== Recorded information
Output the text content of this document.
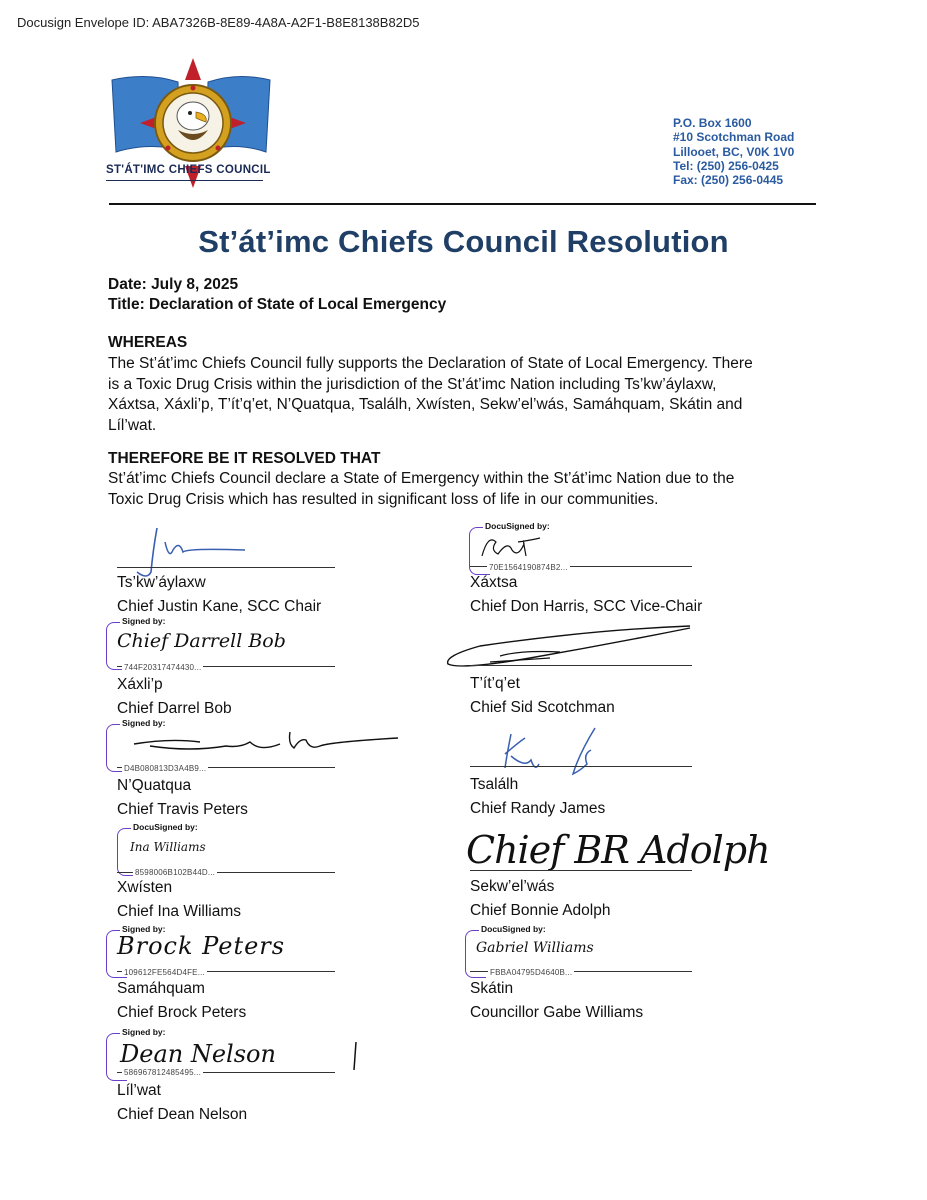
Docusign Envelope ID: ABA7326B-8E89-4A8A-A2F1-B8E8138B82D5
ST'ÁT'IMC CHIEFS COUNCIL
P.O. Box 1600
#10 Scotchman Road
Lillooet, BC, V0K 1V0
Tel: (250) 256-0425
Fax: (250) 256-0445
St’át’imc Chiefs Council Resolution
Date: July 8, 2025
Title: Declaration of State of Local Emergency
WHEREAS
The St’át’imc Chiefs Council fully supports the Declaration of State of Local Emergency. There
is a Toxic Drug Crisis within the jurisdiction of the St’át’imc Nation including Ts’kw’áylaxw,
Xáxtsa, Xáxli’p, T’ít’q’et, N’Quatqua, Tsalálh, Xwísten, Sekw’el’wás, Samáhquam, Skátin and
Líl’wat.
THEREFORE BE IT RESOLVED THAT
St’át’imc Chiefs Council declare a State of Emergency within the St’át’imc Nation due to the
Toxic Drug Crisis which has resulted in significant loss of life in our communities.
Ts’kw’áylaxw
Chief Justin Kane, SCC Chair
Signed by:
Chief Darrell Bob
744F20317474430...
Xáxli’p
Chief Darrel Bob
Signed by:
D4B080813D3A4B9...
N’Quatqua
Chief Travis Peters
DocuSigned by:
Ina Williams
8598006B102B44D...
Xwísten
Chief Ina Williams
Signed by:
Brock Peters
109612FE564D4FE...
Samáhquam
Chief Brock Peters
Signed by:
Dean Nelson
586967812485495...
Líl’wat
Chief Dean Nelson
DocuSigned by:
70E1564190874B2...
Xáxtsa
Chief Don Harris, SCC Vice-Chair
T’ít’q’et
Chief Sid Scotchman
Tsalálh
Chief Randy James
Chief BR Adolph
Sekw’el’wás
Chief Bonnie Adolph
DocuSigned by:
Gabriel Williams
FBBA04795D4640B...
Skátin
Councillor Gabe Williams
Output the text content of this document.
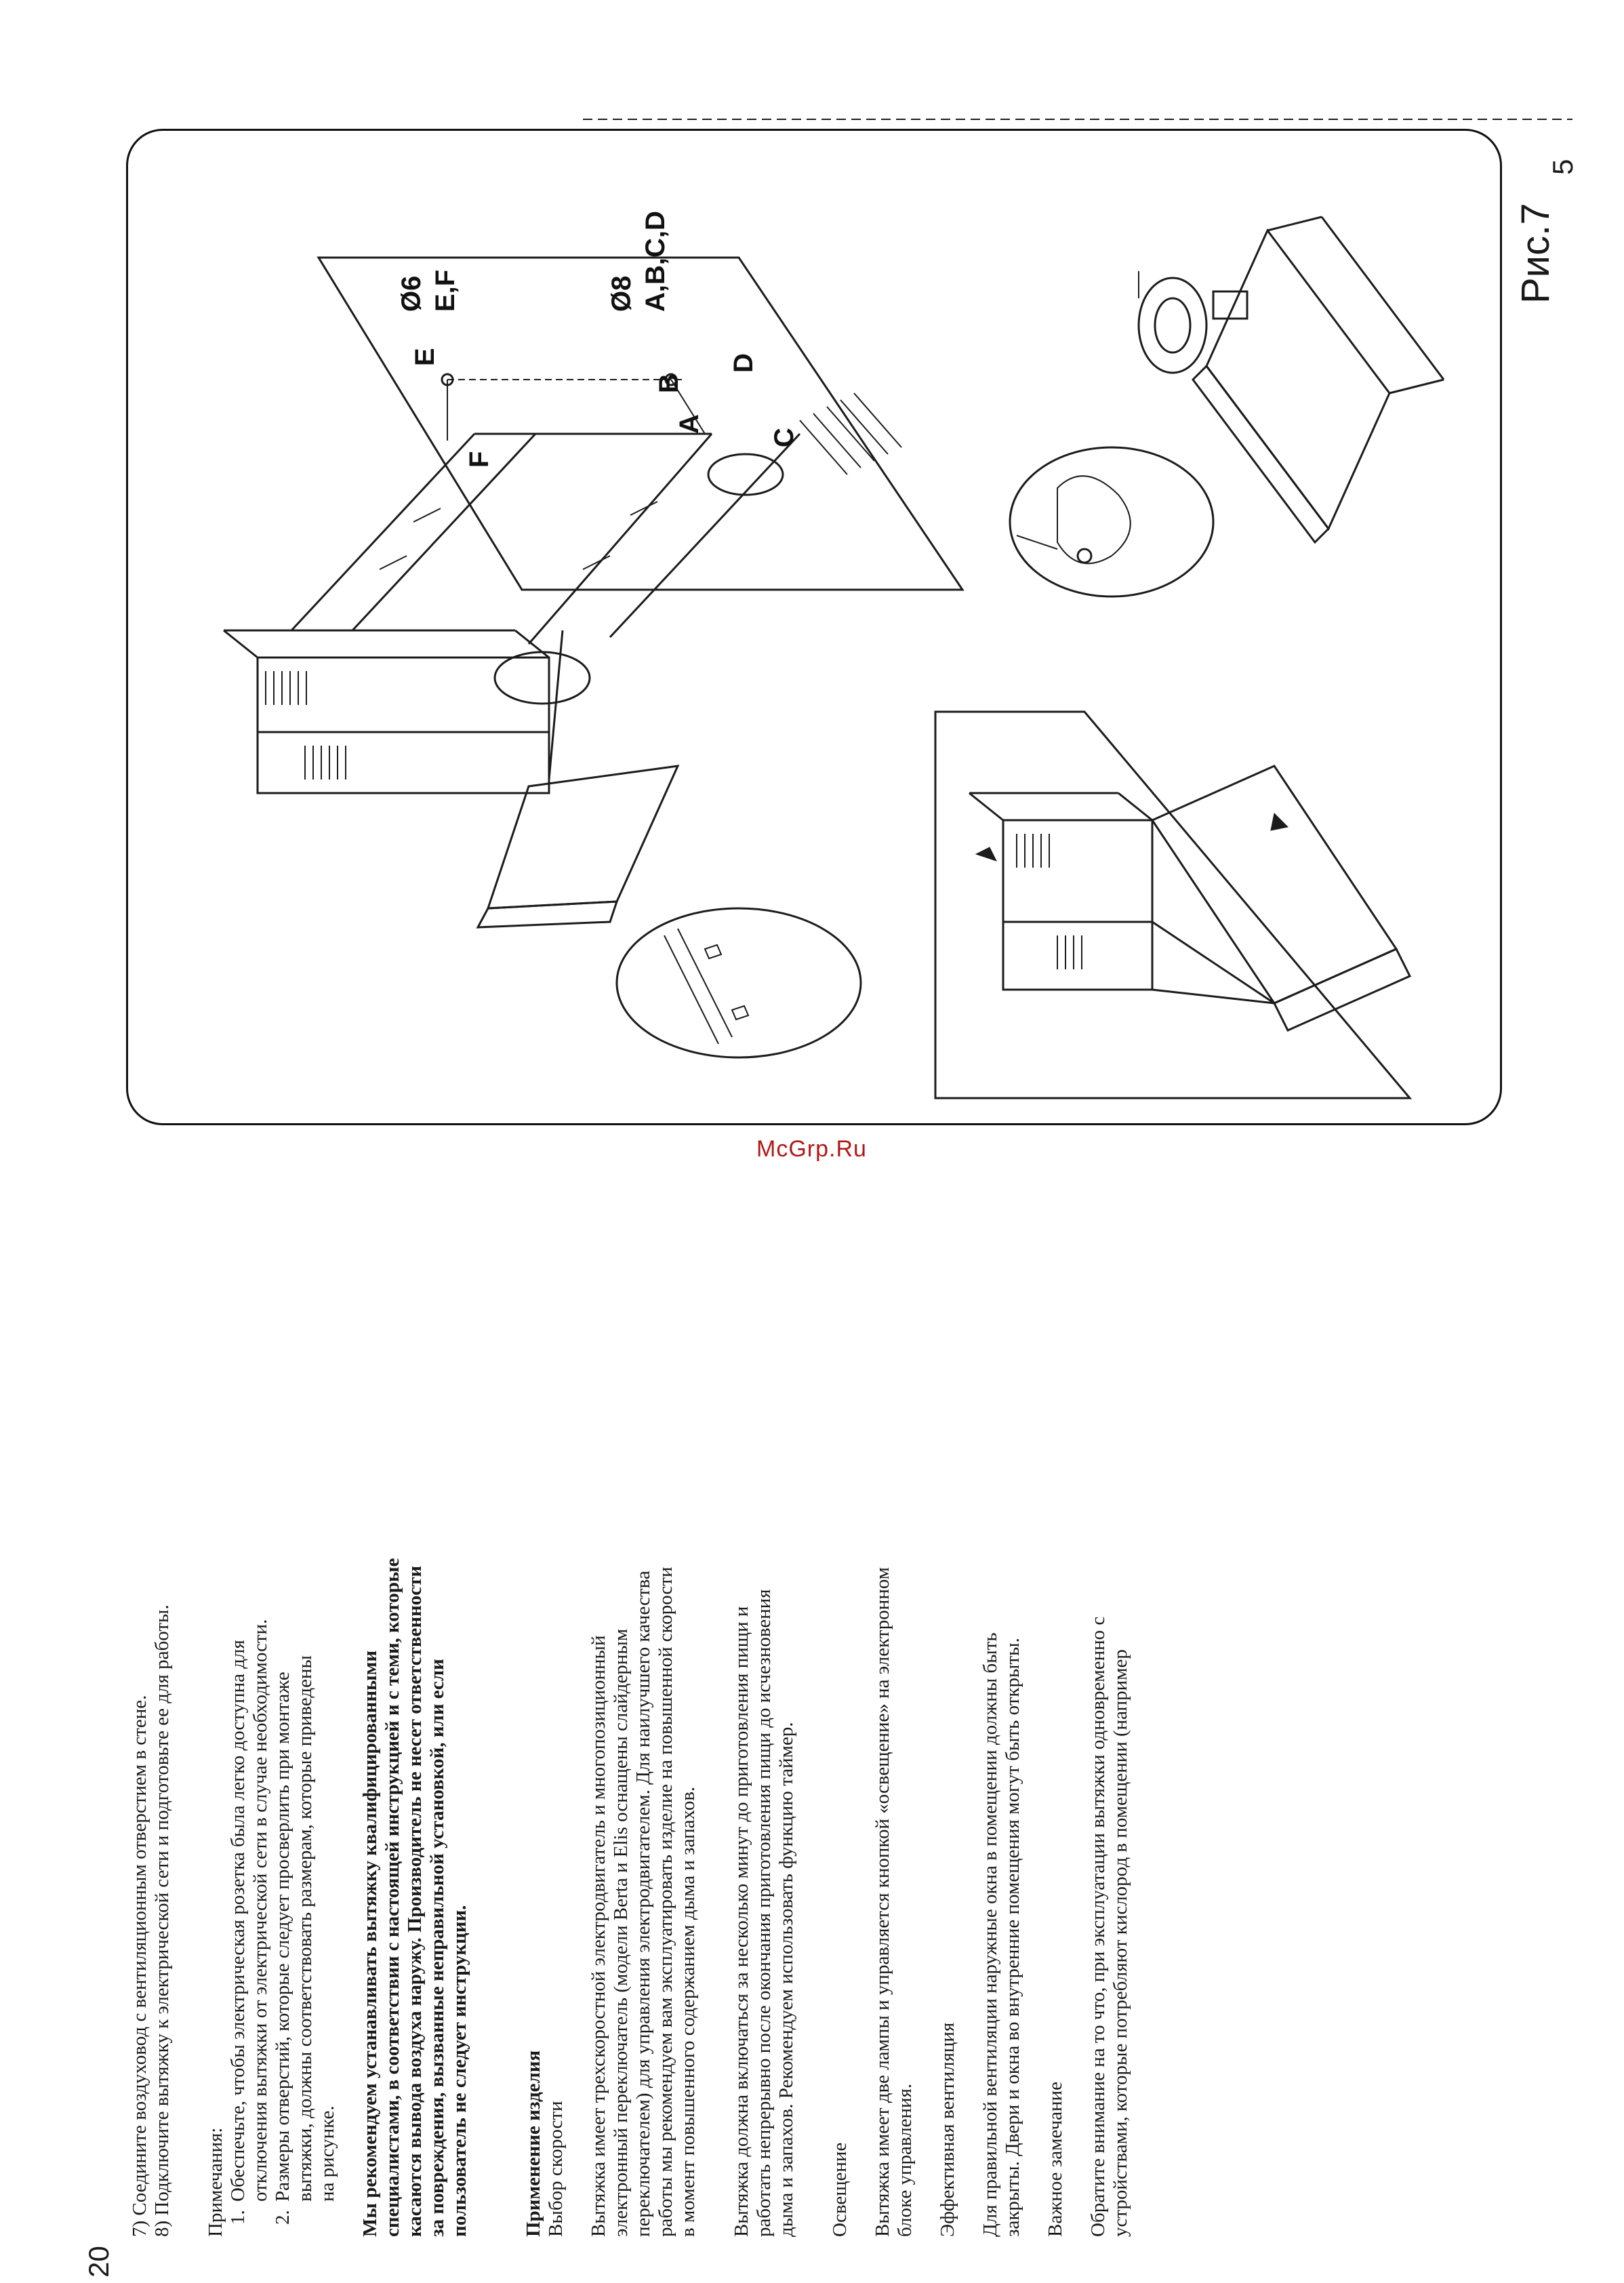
7) Соедините воздуховод с вентиляционным отверстием в стене. 8) Подключите вытяжку к электрической сети и подготовьте ее для работы. Примечания: 1.

Обеспечьте, чтобы электрическая розетка была легко доступна для отключения вытяжки от электрической сети в случае необходимости.

2.

Размеры отверстий, которые следует просверлить при монтаже вытяжки, должны соответствовать размерам, которые приведены на рисунке. Мы рекомендуем устанавливать вытяжку квалифицированными специалистами, в соответствии с настоящей инструкцией и с теми, которые касаются вывода воздуха наружу. Производитель не несет ответственности за повреждения, вызванные неправильной установкой, или если пользователь не следует инструкции.	Применение изделия Выбор скорости Вытяжка имеет трехскоростной электродвигатель и многопозиционный электронный переключатель (модели Berta и Elis оснащены слайдерным переключателем) для управления электродвигателем. Для наилучшего качества работы мы рекомендуем вам эксплуатировать изделие на повышенной скорости в момент повышенного содержанием дыма и запахов. Вытяжка должна включаться за несколько минут до приготовления пищи и работать непрерывно после окончания приготовления пищи до исчезновения дыма и запахов. Рекомендуем использовать функцию таймер. Освещение Вытяжка имеет две лампы и управляется кнопкой «освещение» на электронном блоке управления. Эффективная вентиляция Для правильной вентиляции наружные окна в помещении должны быть закрыты. Двери и окна во внутренние помещения могут быть открыты. Важное замечание Обратите внимание на то что, при эксплуатации вытяжки одновременно с устройствами, которые потребляют кислород в помещении (например

20
5
E
F
A
B
C
D
Ø6 E,F	Ø8 A,B,C,D	Рис.7
McGrp.Ru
====
*Given instruction*. Copy the records above exactly. The pictures are not part of the copy.

*Answer for the task*.
Output the text content of this document.
Docusign Envelope ID: ABA7326B-8E89-4A8A-A2F1-B8E8138B82D5
ST'ÁT'IMC CHIEFS COUNCIL
P.O. Box 1600
#10 Scotchman Road
Lillooet, BC, V0K 1V0
Tel: (250) 256-0425
Fax: (250) 256-0445
St’át’imc Chiefs Council Resolution
Date: July 8, 2025
Title: Declaration of State of Local Emergency
WHEREAS
The St’át’imc Chiefs Council fully supports the Declaration of State of Local Emergency. There
is a Toxic Drug Crisis within the jurisdiction of the St’át’imc Nation including Ts’kw’áylaxw,
Xáxtsa, Xáxli’p, T’ít’q’et, N’Quatqua, Tsalálh, Xwísten, Sekw’el’wás, Samáhquam, Skátin and
Líl’wat.
THEREFORE BE IT RESOLVED THAT
St’át’imc Chiefs Council declare a State of Emergency within the St’át’imc Nation due to the
Toxic Drug Crisis which has resulted in significant loss of life in our communities.
Ts’kw’áylaxw
Chief Justin Kane, SCC Chair
Signed by:
Chief Darrell Bob
744F20317474430...
Xáxli’p
Chief Darrel Bob
Signed by:
D4B080813D3A4B9...
N’Quatqua
Chief Travis Peters
DocuSigned by:
Ina Williams
8598006B102B44D...
Xwísten
Chief Ina Williams
Signed by:
Brock Peters
109612FE564D4FE...
Samáhquam
Chief Brock Peters
Signed by:
Dean Nelson
586967812485495...
Líl’wat
Chief Dean Nelson
DocuSigned by:
70E1564190874B2...
Xáxtsa
Chief Don Harris, SCC Vice-Chair
T’ít’q’et
Chief Sid Scotchman
Tsalálh
Chief Randy James
Chief BR Adolph
Sekw’el’wás
Chief Bonnie Adolph
DocuSigned by:
Gabriel Williams
FBBA04795D4640B...
Skátin
Councillor Gabe Williams
Output the text content of this document.
7) Соедините воздуховод с вентиляционным отверстием в стене. 8) Подключите вытяжку к электрической сети и подготовьте ее для работы. Примечания: 1.

Обеспечьте, чтобы электрическая розетка была легко доступна для отключения вытяжки от электрической сети в случае необходимости.

2.

Размеры отверстий, которые следует просверлить при монтаже вытяжки, должны соответствовать размерам, которые приведены на рисунке. Мы рекомендуем устанавливать вытяжку квалифицированными специалистами, в соответствии с настоящей инструкцией и с теми, которые касаются вывода воздуха наружу. Производитель не несет ответственности за повреждения, вызванные неправильной установкой, или если пользователь не следует инструкции.	Применение изделия Выбор скорости Вытяжка имеет трехскоростной электродвигатель и многопозиционный электронный переключатель (модели Berta и Elis оснащены слайдерным переключателем) для управления электродвигателем. Для наилучшего качества работы мы рекомендуем вам эксплуатировать изделие на повышенной скорости в момент повышенного содержанием дыма и запахов. Вытяжка должна включаться за несколько минут до приготовления пищи и работать непрерывно после окончания приготовления пищи до исчезновения дыма и запахов. Рекомендуем использовать функцию таймер. Освещение Вытяжка имеет две лампы и управляется кнопкой «освещение» на электронном блоке управления. Эффективная вентиляция Для правильной вентиляции наружные окна в помещении должны быть закрыты. Двери и окна во внутренние помещения могут быть открыты. Важное замечание Обратите внимание на то что, при эксплуатации вытяжки одновременно с устройствами, которые потребляют кислород в помещении (например

20
5
E
F
A
B
C
D
Ø6 E,F	Ø8 A,B,C,D	Рис.7
McGrp.Ru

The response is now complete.